===== Quoted passage =====

The 3D analysis of microstructures can be conducted using 2 principal approaches, either by destructive serial sectioning or by observation with transmissive radiation. The latter techniques retrieve the 3D information from bulk samples either by reconstruction from a large number of extinction images taken from different directions or by a ray-tracing technique. The latter method allows crystallographic information to be obtained [3-6]. The current spatial resolution of these techniques is of the order of some µm³ [7, 8].

Simpler than these bulk methods for 3D characterization of crystalline materials are the serial sectioning tomographic techniques. These approaches use a sequence of cuts through a given microstructure, record the microstructure in each slices (using e.g. EBSD or EDX), and reconstruct from all sequential slices the 3D aggregate, e.g. by stacking the recorded 2D data maps.

===== Entries shown =====

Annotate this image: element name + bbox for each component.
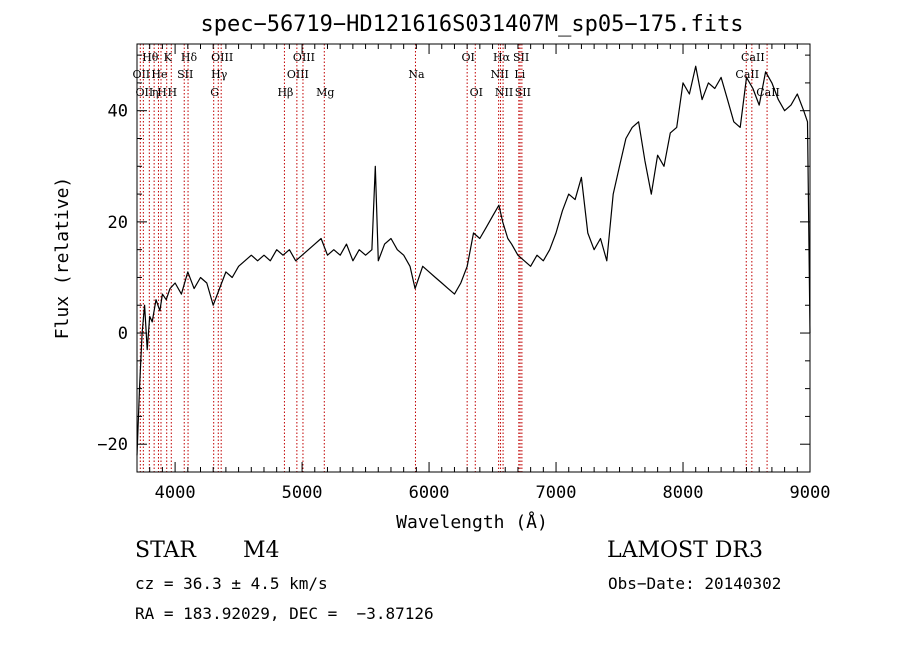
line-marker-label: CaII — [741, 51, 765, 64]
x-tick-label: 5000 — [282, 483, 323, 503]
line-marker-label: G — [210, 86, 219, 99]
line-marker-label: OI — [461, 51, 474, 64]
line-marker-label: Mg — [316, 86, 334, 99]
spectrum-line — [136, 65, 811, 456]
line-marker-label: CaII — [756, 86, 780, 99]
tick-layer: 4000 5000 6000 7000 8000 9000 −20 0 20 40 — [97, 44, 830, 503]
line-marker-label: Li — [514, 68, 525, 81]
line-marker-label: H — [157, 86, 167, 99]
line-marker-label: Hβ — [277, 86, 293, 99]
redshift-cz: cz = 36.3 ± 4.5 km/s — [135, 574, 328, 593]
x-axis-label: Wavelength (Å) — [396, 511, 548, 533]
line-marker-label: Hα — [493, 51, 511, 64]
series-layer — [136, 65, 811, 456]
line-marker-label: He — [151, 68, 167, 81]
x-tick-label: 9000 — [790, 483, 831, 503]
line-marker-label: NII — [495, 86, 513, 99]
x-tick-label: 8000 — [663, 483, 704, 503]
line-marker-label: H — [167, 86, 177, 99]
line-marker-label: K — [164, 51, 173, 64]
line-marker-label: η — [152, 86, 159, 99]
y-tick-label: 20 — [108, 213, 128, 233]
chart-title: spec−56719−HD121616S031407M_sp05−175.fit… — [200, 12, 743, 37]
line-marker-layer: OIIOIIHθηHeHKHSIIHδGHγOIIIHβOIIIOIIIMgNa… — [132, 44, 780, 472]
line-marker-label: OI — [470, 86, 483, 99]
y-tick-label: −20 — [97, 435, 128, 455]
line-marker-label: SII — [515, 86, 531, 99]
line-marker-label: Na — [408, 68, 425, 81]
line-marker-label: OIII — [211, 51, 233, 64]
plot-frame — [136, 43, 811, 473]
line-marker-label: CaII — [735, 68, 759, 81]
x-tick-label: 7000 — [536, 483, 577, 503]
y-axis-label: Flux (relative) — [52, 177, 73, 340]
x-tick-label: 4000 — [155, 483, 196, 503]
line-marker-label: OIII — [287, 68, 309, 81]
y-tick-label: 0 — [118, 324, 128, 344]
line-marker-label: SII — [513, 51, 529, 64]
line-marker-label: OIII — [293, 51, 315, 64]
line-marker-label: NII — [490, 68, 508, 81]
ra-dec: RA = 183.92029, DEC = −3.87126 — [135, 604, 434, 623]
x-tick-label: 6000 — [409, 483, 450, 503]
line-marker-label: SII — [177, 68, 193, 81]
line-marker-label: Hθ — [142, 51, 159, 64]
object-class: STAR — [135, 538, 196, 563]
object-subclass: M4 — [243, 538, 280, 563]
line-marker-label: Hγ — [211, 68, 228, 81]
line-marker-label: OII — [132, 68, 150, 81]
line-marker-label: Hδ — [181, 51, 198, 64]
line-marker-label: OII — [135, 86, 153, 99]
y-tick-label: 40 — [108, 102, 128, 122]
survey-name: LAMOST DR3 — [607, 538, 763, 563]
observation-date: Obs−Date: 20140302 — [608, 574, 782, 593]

=====
===== Entries shown =====

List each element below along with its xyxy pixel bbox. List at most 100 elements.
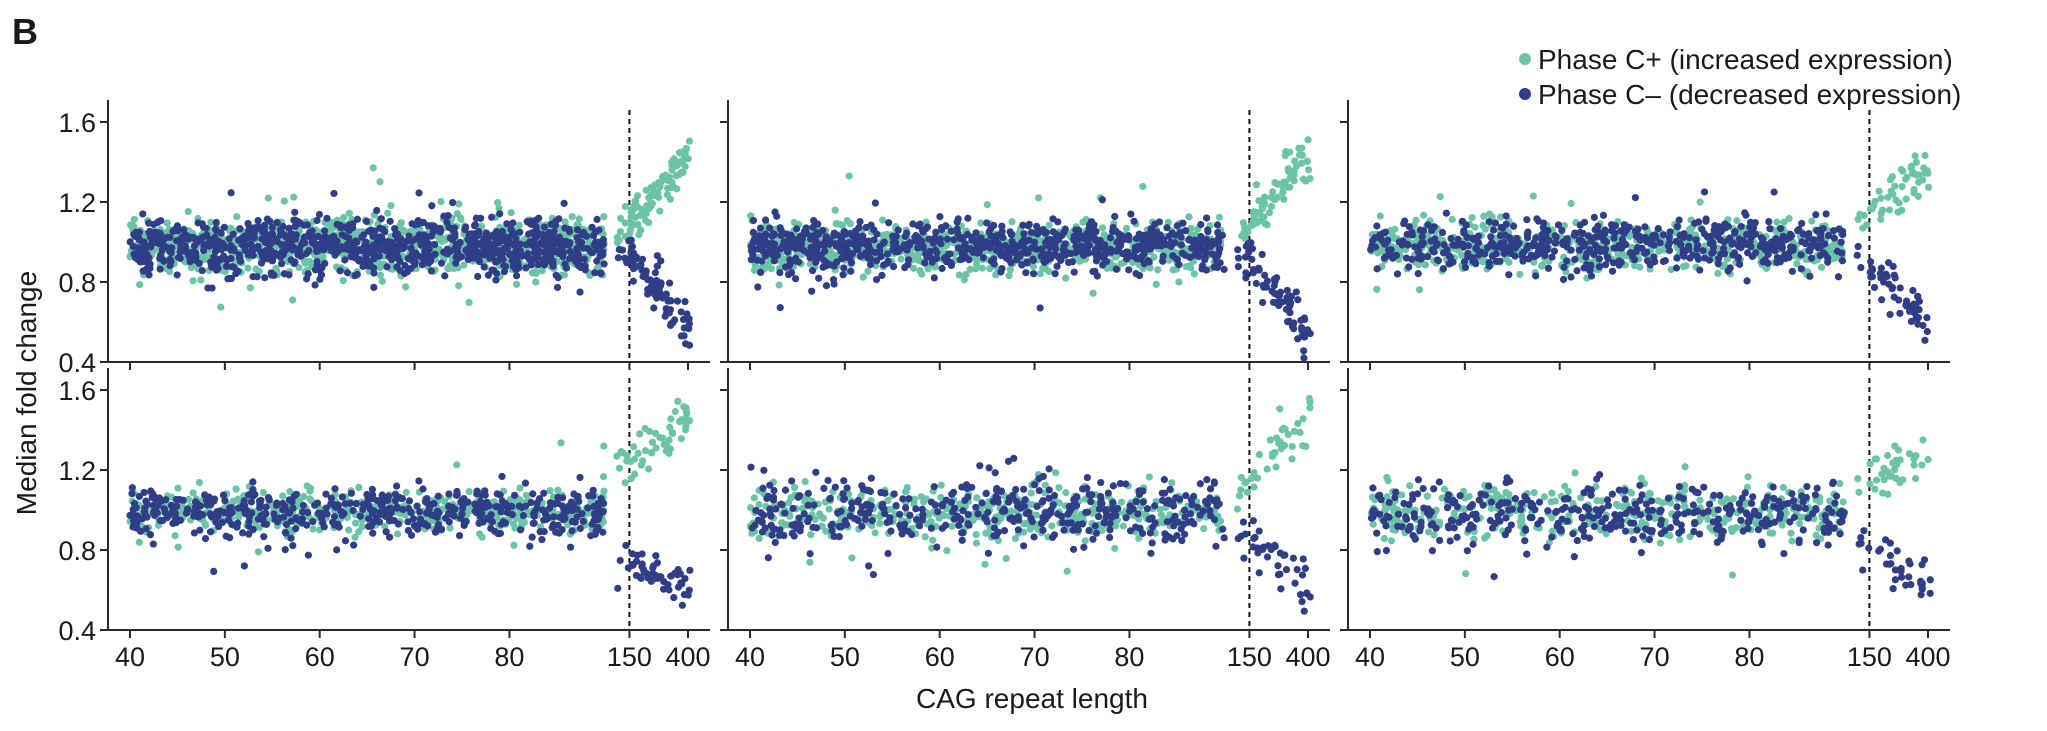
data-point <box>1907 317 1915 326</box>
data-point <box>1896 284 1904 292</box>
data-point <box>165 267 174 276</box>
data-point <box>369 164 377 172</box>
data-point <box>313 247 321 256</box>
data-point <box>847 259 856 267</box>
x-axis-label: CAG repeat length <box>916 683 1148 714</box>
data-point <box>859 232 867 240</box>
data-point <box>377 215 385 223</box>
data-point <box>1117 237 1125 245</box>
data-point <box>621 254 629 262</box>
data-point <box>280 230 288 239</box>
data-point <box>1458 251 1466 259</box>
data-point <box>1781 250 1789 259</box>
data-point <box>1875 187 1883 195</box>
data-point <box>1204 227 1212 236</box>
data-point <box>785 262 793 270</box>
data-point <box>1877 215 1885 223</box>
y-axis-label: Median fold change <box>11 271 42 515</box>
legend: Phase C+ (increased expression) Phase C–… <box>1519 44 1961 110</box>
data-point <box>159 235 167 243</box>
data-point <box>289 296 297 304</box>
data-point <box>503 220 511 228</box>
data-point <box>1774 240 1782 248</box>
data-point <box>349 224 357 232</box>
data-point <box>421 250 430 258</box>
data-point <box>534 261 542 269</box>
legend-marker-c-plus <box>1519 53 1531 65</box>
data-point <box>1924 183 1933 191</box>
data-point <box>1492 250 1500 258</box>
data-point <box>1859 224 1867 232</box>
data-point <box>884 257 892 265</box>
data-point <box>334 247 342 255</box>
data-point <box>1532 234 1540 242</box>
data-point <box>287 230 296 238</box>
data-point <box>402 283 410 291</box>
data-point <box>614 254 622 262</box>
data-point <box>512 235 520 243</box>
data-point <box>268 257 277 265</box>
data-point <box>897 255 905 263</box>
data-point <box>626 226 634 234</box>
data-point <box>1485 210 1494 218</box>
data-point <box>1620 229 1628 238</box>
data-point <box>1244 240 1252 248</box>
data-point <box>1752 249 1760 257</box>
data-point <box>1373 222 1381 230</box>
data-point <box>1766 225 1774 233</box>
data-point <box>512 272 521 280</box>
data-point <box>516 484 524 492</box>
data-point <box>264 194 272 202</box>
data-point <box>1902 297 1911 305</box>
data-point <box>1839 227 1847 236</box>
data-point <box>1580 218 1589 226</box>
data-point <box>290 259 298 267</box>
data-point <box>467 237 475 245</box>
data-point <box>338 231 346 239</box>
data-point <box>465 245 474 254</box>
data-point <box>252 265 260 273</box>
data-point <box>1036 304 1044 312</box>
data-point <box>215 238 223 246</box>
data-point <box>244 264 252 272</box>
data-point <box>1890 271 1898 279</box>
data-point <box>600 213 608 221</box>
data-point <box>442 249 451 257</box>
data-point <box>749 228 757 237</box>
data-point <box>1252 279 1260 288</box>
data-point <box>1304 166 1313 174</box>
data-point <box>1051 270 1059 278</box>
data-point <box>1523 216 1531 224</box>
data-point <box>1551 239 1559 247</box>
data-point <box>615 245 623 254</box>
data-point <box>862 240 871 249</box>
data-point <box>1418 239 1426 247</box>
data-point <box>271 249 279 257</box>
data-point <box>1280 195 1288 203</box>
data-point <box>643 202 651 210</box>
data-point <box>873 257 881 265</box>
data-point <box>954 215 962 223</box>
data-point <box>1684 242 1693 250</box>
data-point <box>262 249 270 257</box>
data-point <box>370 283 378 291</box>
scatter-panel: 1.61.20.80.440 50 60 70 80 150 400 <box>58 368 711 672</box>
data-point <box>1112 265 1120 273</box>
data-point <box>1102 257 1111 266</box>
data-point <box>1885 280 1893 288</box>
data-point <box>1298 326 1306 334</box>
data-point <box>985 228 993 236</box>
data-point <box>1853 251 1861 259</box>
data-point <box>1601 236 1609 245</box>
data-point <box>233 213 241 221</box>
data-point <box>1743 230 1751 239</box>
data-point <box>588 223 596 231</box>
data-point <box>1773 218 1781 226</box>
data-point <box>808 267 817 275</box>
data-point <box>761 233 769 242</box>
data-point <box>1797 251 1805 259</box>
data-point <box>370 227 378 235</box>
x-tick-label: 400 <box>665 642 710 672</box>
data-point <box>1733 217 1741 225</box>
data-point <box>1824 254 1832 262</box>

=====
===== Entries shown =====

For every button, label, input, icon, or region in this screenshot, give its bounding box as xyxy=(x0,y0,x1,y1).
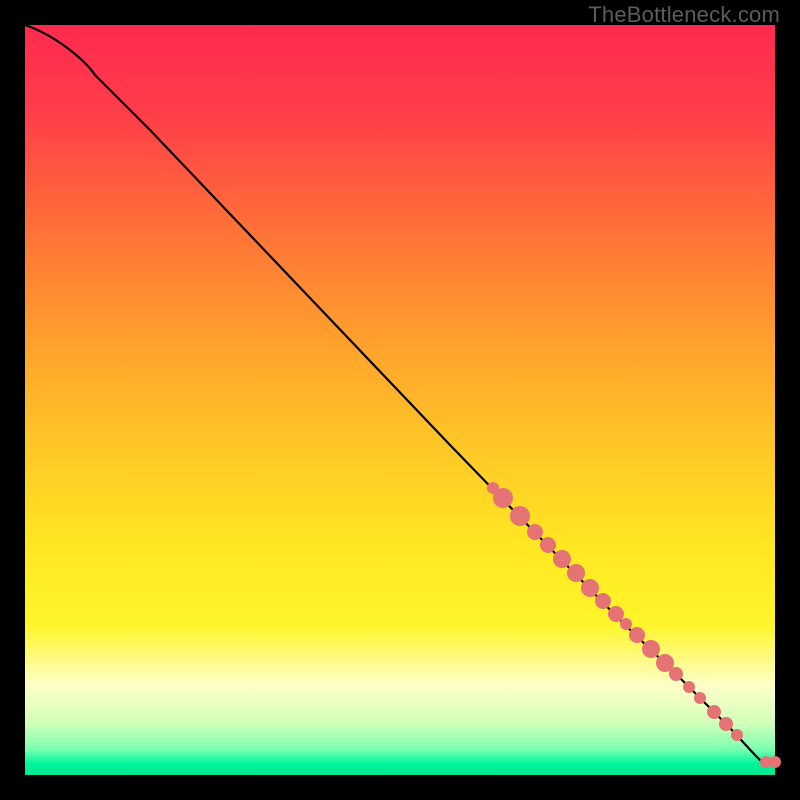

=====

Things to do:
[A] Decide whether each statement below agrees with the passage on 3D microstructure analysis, answering yes or no and quoting the deciding words of the passage: (i) the ray-tracing technique allows crystallographic information to be obtained; (ii) serial sectioning techniques are described as more complex than the bulk methods; (iii) the current spatial resolution of the transmissive techniques is of the order of some µm³.
[B] Write a continuation of the passage on 3D microstructure analysis, starting after its final sentence.

Written answers:
[A]
(i) Yes: "The latter method allows crystallographic information to be obtained"
(ii) No: "Simpler than these bulk methods for 3D characterization of crystalline materials are the serial sectioning tomographic techniques"
(iii) Yes: "The current spatial resolution of these techniques is of the order of some µm³"

[B]
For serial sectioning different methods can be used, e.g. mechanical cutting, sequential polishing, chemical polishing, laser cutting, or electrical discharge ablation. For characterizing the microstructure in each serial section, all standard microscopic techniques are available, e.g. light optical or SEM backscattered electron imaging. The main challenge associated with many of the sectioning methods lies in controlling the sectioning depth, obtaining flat and parallel surfaces, and correctly re-detecting and aligning the observation area. On the observation side, the main obstacle is that most observation techniques do not allow certain microstructural features such as grain boundaries or individual grains to be separated because the contrast conditions are not well enough defined. Finally, most of serial sectioning methods are extremely laborious. Examples for various sectioning methods are discussed in [9].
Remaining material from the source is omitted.